-- PROBLEM STATEMENT --
Write out all the entries word for word and omit any pictures.

-- DATA SUPPLIED --
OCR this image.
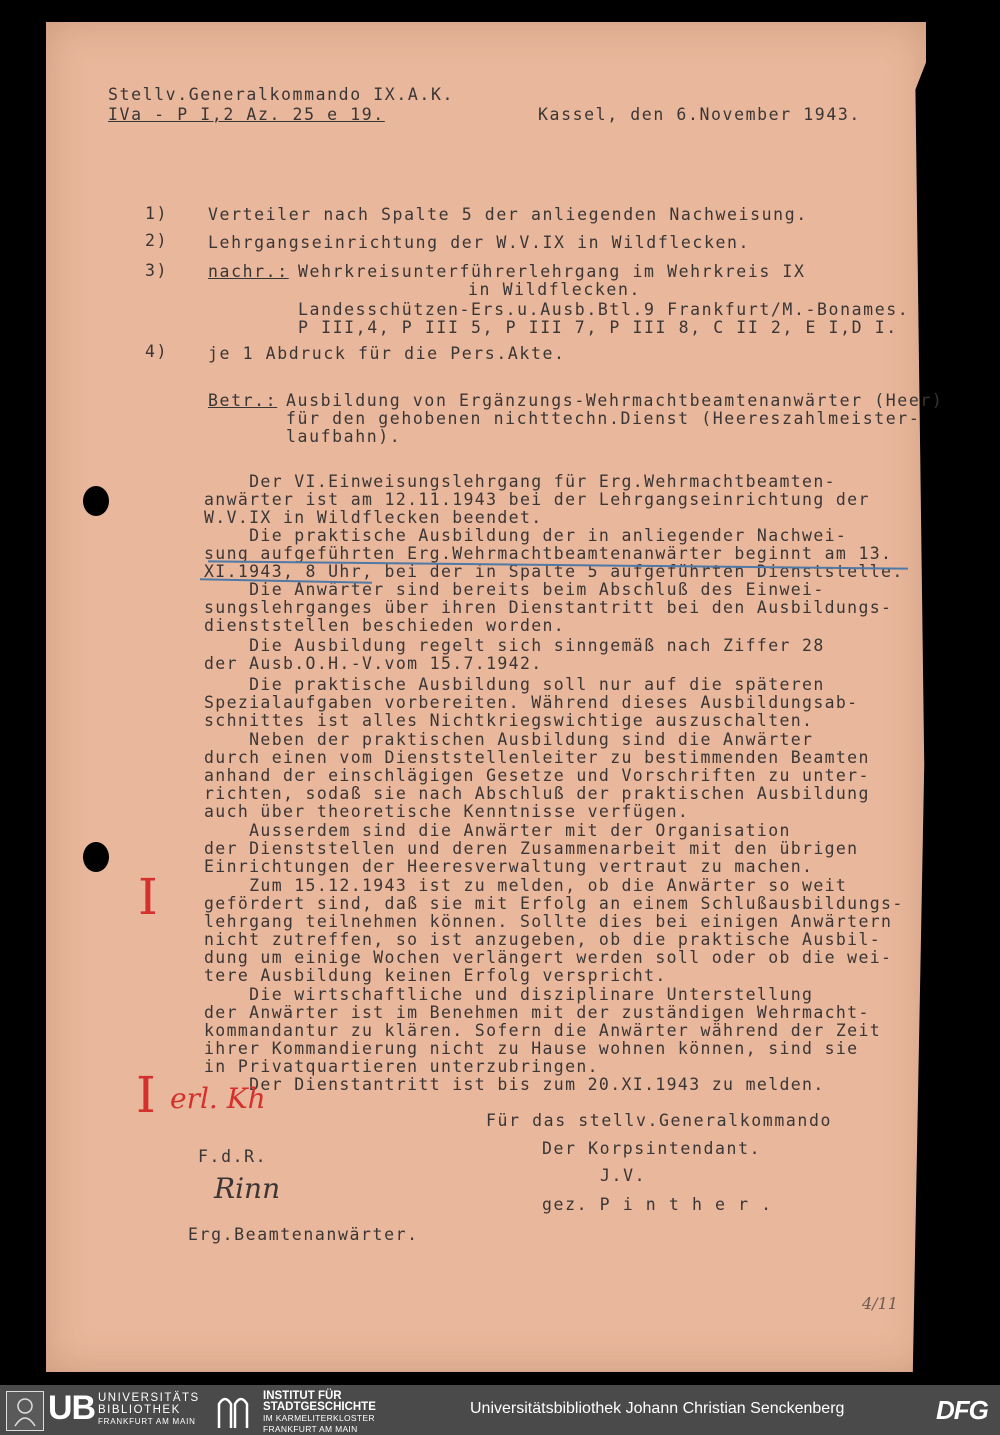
Stellv.Generalkommando IX.A.K.
IVa - P I,2 Az. 25 e 19.	Kassel, den 6.November 1943.
1) Verteiler nach Spalte 5 der anliegenden Nachweisung.
2) Lehrgangseinrichtung der W.V.IX in Wildflecken.
3) nachr.: Wehrkreisunterführerlehrgang im Wehrkreis IX
in Wildflecken.
Landesschützen-Ers.u.Ausb.Btl.9 Frankfurt/M.-Bonames.
P III,4, P III 5, P III 7, P III 8, C II 2, E I,D I.
4) je 1 Abdruck für die Pers.Akte.
Betr.: Ausbildung von Ergänzungs-Wehrmachtbeamtenanwärter (Heer)
für den gehobenen nichttechn.Dienst (Heereszahlmeister-
laufbahn).
Der VI.Einweisungslehrgang für Erg.Wehrmachtbeamten-
anwärter ist am 12.11.1943 bei der Lehrgangseinrichtung der
W.V.IX in Wildflecken beendet.
Die praktische Ausbildung der in anliegender Nachwei-
sung aufgeführten Erg.Wehrmachtbeamtenanwärter beginnt am 13.
XI.1943, 8 Uhr, bei der in Spalte 5 aufgeführten Dienststelle.
Die Anwärter sind bereits beim Abschluß des Einwei-
sungslehrganges über ihren Dienstantritt bei den Ausbildungs-
dienststellen beschieden worden.
Die Ausbildung regelt sich sinngemäß nach Ziffer 28
der Ausb.O.H.-V.vom 15.7.1942.
Die praktische Ausbildung soll nur auf die späteren
Spezialaufgaben vorbereiten. Während dieses Ausbildungsab-
schnittes ist alles Nichtkriegswichtige auszuschalten.
Neben der praktischen Ausbildung sind die Anwärter
durch einen vom Dienststellenleiter zu bestimmenden Beamten
anhand der einschlägigen Gesetze und Vorschriften zu unter-
richten, sodaß sie nach Abschluß der praktischen Ausbildung
auch über theoretische Kenntnisse verfügen.
Ausserdem sind die Anwärter mit der Organisation
der Dienststellen und deren Zusammenarbeit mit den übrigen
Einrichtungen der Heeresverwaltung vertraut zu machen.
Zum 15.12.1943 ist zu melden, ob die Anwärter so weit
gefördert sind, daß sie mit Erfolg an einem Schlußausbildungs-
lehrgang teilnehmen können. Sollte dies bei einigen Anwärtern
nicht zutreffen, so ist anzugeben, ob die praktische Ausbil-
dung um einige Wochen verlängert werden soll oder ob die wei-
tere Ausbildung keinen Erfolg verspricht.
Die wirtschaftliche und disziplinare Unterstellung
der Anwärter ist im Benehmen mit der zuständigen Wehrmacht-
kommandantur zu klären. Sofern die Anwärter während der Zeit
ihrer Kommandierung nicht zu Hause wohnen können, sind sie
in Privatquartieren unterzubringen.
Der Dienstantritt ist bis zum 20.XI.1943 zu melden.
Für das stellv.Generalkommando
Der Korpsintendant.
J.V.
gez. P i n t h e r .
F.d.R.
Rinn
Erg.Beamtenanwärter.
I
I erl. Kh
4/11
UB UNIVERSITÄTS
BIBLIOTHEK
FRANKFURT AM MAIN
INSTITUT FÜR
STADTGESCHICHTE
IM KARMELITERKLOSTER
FRANKFURT AM MAIN
Universitätsbibliothek Johann Christian Senckenberg	DFG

-- EXERCISE SOLUTION --
OCR this image.
Stellv.Generalkommando IX.A.K.
IVa - P I,2 Az. 25 e 19.	Kassel, den 6.November 1943.
1) Verteiler nach Spalte 5 der anliegenden Nachweisung.
2) Lehrgangseinrichtung der W.V.IX in Wildflecken.
3) nachr.: Wehrkreisunterführerlehrgang im Wehrkreis IX
in Wildflecken.
Landesschützen-Ers.u.Ausb.Btl.9 Frankfurt/M.-Bonames.
P III,4, P III 5, P III 7, P III 8, C II 2, E I,D I.
4) je 1 Abdruck für die Pers.Akte.
Betr.: Ausbildung von Ergänzungs-Wehrmachtbeamtenanwärter (Heer)
für den gehobenen nichttechn.Dienst (Heereszahlmeister-
laufbahn).
Der VI.Einweisungslehrgang für Erg.Wehrmachtbeamten-
anwärter ist am 12.11.1943 bei der Lehrgangseinrichtung der
W.V.IX in Wildflecken beendet.
Die praktische Ausbildung der in anliegender Nachwei-
sung aufgeführten Erg.Wehrmachtbeamtenanwärter beginnt am 13.
XI.1943, 8 Uhr, bei der in Spalte 5 aufgeführten Dienststelle.
Die Anwärter sind bereits beim Abschluß des Einwei-
sungslehrganges über ihren Dienstantritt bei den Ausbildungs-
dienststellen beschieden worden.
Die Ausbildung regelt sich sinngemäß nach Ziffer 28
der Ausb.O.H.-V.vom 15.7.1942.
Die praktische Ausbildung soll nur auf die späteren
Spezialaufgaben vorbereiten. Während dieses Ausbildungsab-
schnittes ist alles Nichtkriegswichtige auszuschalten.
Neben der praktischen Ausbildung sind die Anwärter
durch einen vom Dienststellenleiter zu bestimmenden Beamten
anhand der einschlägigen Gesetze und Vorschriften zu unter-
richten, sodaß sie nach Abschluß der praktischen Ausbildung
auch über theoretische Kenntnisse verfügen.
Ausserdem sind die Anwärter mit der Organisation
der Dienststellen und deren Zusammenarbeit mit den übrigen
Einrichtungen der Heeresverwaltung vertraut zu machen.
Zum 15.12.1943 ist zu melden, ob die Anwärter so weit
gefördert sind, daß sie mit Erfolg an einem Schlußausbildungs-
lehrgang teilnehmen können. Sollte dies bei einigen Anwärtern
nicht zutreffen, so ist anzugeben, ob die praktische Ausbil-
dung um einige Wochen verlängert werden soll oder ob die wei-
tere Ausbildung keinen Erfolg verspricht.
Die wirtschaftliche und disziplinare Unterstellung
der Anwärter ist im Benehmen mit der zuständigen Wehrmacht-
kommandantur zu klären. Sofern die Anwärter während der Zeit
ihrer Kommandierung nicht zu Hause wohnen können, sind sie
in Privatquartieren unterzubringen.
Der Dienstantritt ist bis zum 20.XI.1943 zu melden.
Für das stellv.Generalkommando
Der Korpsintendant.
J.V.
gez. P i n t h e r .
F.d.R.
Rinn
Erg.Beamtenanwärter.
I
I erl. Kh
4/11
UB UNIVERSITÄTS
BIBLIOTHEK
FRANKFURT AM MAIN
INSTITUT FÜR
STADTGESCHICHTE
IM KARMELITERKLOSTER
FRANKFURT AM MAIN
Universitätsbibliothek Johann Christian Senckenberg	DFG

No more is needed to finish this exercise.